Instructions for the task: Pull every "Output" line out of the data below.

(Records about charts and figures)

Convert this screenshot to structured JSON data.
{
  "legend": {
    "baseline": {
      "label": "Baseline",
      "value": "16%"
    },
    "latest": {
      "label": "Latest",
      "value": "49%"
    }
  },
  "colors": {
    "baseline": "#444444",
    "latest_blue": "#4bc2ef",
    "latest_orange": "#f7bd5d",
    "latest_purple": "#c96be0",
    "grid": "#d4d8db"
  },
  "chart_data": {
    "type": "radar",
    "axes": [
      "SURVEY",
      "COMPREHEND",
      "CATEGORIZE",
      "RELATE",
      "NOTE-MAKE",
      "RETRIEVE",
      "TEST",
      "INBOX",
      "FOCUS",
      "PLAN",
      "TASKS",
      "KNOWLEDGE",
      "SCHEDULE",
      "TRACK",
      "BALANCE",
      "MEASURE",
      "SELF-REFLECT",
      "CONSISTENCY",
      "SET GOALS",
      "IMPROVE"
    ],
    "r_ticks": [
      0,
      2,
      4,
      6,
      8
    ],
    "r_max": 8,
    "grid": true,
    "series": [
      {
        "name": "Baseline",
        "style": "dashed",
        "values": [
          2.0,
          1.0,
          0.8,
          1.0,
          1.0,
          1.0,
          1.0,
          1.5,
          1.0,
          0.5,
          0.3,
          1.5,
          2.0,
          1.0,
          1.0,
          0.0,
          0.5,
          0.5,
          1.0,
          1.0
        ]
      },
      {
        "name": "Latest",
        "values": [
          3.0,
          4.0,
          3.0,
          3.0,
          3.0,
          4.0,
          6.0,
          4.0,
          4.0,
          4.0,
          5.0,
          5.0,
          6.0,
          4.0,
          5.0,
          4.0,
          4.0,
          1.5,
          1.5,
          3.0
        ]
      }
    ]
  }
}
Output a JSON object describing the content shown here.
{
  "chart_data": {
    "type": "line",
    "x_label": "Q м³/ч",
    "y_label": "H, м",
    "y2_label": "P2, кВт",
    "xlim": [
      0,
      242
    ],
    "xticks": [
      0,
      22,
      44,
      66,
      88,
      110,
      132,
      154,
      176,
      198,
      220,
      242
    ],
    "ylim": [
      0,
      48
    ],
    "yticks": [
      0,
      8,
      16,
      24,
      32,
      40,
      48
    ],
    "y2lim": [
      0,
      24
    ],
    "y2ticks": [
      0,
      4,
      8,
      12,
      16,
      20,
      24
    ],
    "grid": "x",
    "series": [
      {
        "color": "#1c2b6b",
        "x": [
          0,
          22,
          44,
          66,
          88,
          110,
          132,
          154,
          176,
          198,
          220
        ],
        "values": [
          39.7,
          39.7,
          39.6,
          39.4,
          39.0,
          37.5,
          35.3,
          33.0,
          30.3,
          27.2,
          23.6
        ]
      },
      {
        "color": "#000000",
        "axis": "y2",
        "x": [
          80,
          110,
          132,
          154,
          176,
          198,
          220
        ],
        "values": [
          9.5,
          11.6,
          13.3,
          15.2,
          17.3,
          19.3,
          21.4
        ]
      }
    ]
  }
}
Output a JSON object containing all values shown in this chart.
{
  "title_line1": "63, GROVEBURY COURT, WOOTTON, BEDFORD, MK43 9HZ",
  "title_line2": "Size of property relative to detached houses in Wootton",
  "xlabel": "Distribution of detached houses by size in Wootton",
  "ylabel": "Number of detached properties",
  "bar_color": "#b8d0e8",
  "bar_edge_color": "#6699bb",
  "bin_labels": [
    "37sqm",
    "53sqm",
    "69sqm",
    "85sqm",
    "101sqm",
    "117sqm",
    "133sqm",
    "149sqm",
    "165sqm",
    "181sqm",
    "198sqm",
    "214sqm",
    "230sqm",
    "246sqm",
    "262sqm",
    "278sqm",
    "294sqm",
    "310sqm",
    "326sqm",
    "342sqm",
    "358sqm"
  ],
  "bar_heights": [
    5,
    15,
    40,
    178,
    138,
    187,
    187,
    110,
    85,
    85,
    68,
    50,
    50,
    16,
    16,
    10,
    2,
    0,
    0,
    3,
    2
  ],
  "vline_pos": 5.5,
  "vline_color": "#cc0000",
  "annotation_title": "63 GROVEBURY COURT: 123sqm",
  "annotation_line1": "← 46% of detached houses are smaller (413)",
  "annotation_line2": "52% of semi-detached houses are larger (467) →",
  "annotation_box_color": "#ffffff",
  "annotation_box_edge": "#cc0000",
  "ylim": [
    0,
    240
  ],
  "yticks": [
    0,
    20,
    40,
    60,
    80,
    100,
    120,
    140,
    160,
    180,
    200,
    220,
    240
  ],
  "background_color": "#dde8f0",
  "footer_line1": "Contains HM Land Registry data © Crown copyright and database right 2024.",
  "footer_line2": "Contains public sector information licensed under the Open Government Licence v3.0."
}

Answer to the problem:
Output a JSON object describing the content shown here.
Output a JSON object containing all values shown in this chart.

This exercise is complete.